Выполните задания –
• 1. Перепиши из отрывка о Мариуполе всё, начиная со слов «О, Мариуполь –» и вплоть до слов «не со мной.», поменяв «прапрабабка» на «прабабушка».
• 2. Где, согласно отрывку о Мариуполе, Евгений получил образование инженера?

Отрывок текста –

________________________________________

Возвращение в Грецию — 3

О, Мариуполь – святая святых, моя Мекка!
Думала ли я, что через столько лет отправлюсь к тебе, словно моя прапрабабка – в Иерусалим?
Знаменитая булыжная мостовая Греческой и Торговой, Георгиевской и Карасевской.
Старинные арки над воротами и каменные стены вокруг дворов…
Я прижимаюсь к горячим камням и закрываю глаза…
Все это уже было, но не со мной.


Наступил 1917 год, расколов Мариуполь на бедных и богатых, на победителей и побежденных.
В необъятных степях Приазовья бушевали банды всех мастей – белые и красные, желтые и зеленые.
Каждую ночь в городе менялась власть. В Мариуполь входили батька Махно и Сонька — Золотая ручка.
Обе дочери Елевферия Платоновича – Лиза и Лена – уехали во Францию и мы ничего больше не знаем об их судьбе. Единственный сын Евгений, получивший за границей образование инженера, воевал в частях белой армии.
В Мариуполе остались только Вера и сам Елевферий Платонович, который пытался спасти свое состояние.
Дом прабабки Елены Платоновны превратился в зону военных действий, так как его фасад выходил на улицу Торговую, по которой ночью входили в город банды.
И ничто бы не спасло семью Мултых от неминуемой гибели, если бы не приносившая в свое время много неприятностей дружба с соседями.
Через дорогу в овраге, именуемом “слободкой”, жила известная в Мариуполе самогонщица, которая по своим, известным только ей агентурным данным, заранее узнавала обо всех переменах в политической жизни города.

________________________________________

Исходные данные –
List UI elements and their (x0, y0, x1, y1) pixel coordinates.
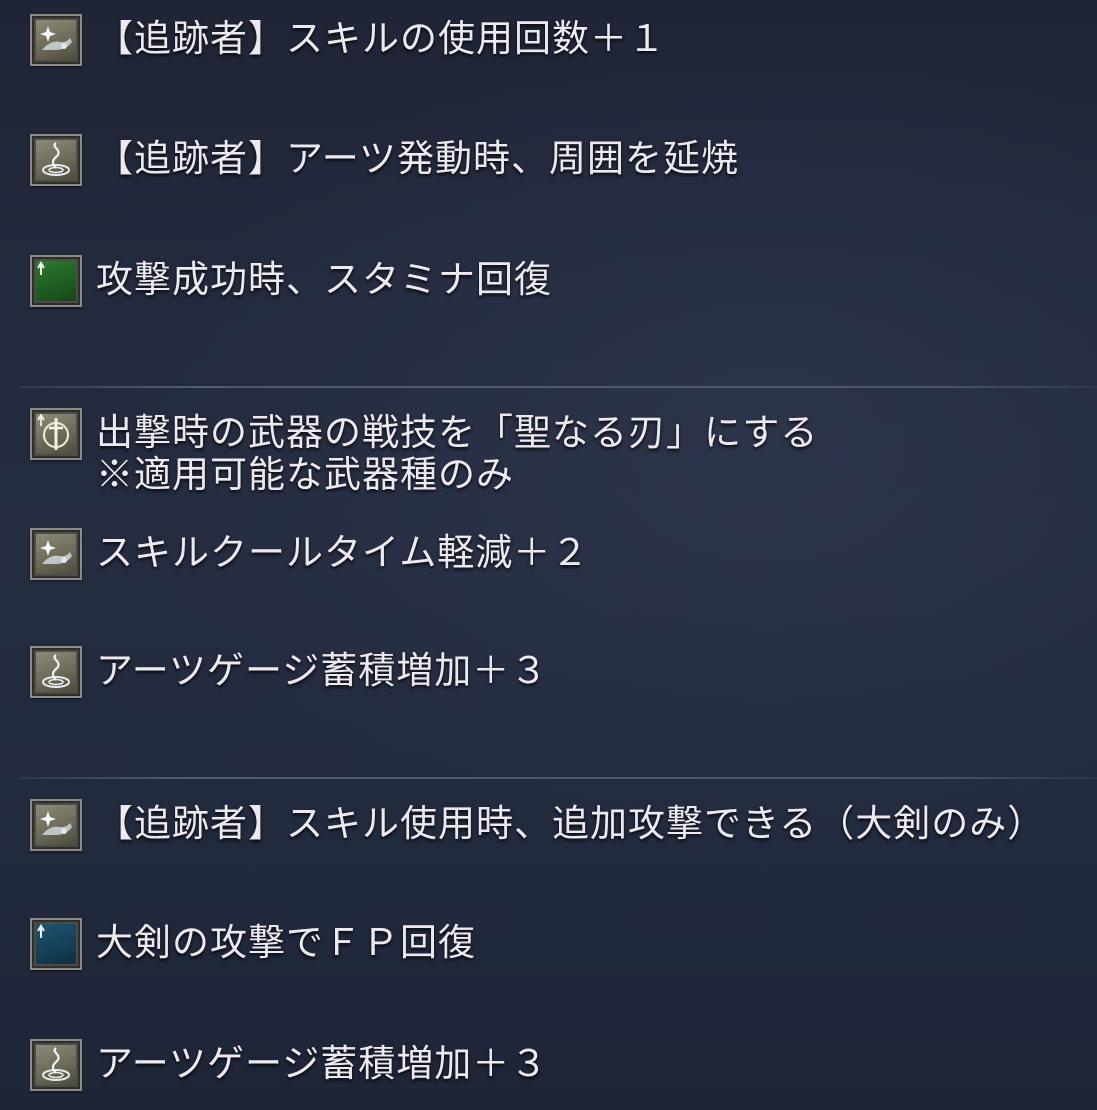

________________________________________

Ответы к задачам –
• 1.
О, Мариуполь – святая святых, моя Мекка!
Думала ли я, что через столько лет отправлюсь к тебе, словно моя прабабушка – в Иерусалим?
Знаменитая булыжная мостовая Греческой и Торговой, Георгиевской и Карасевской.
Старинные арки над воротами и каменные стены вокруг дворов…
Я прижимаюсь к горячим камням и закрываю глаза…
Все это уже было, но не со мной.

• 2. За границей.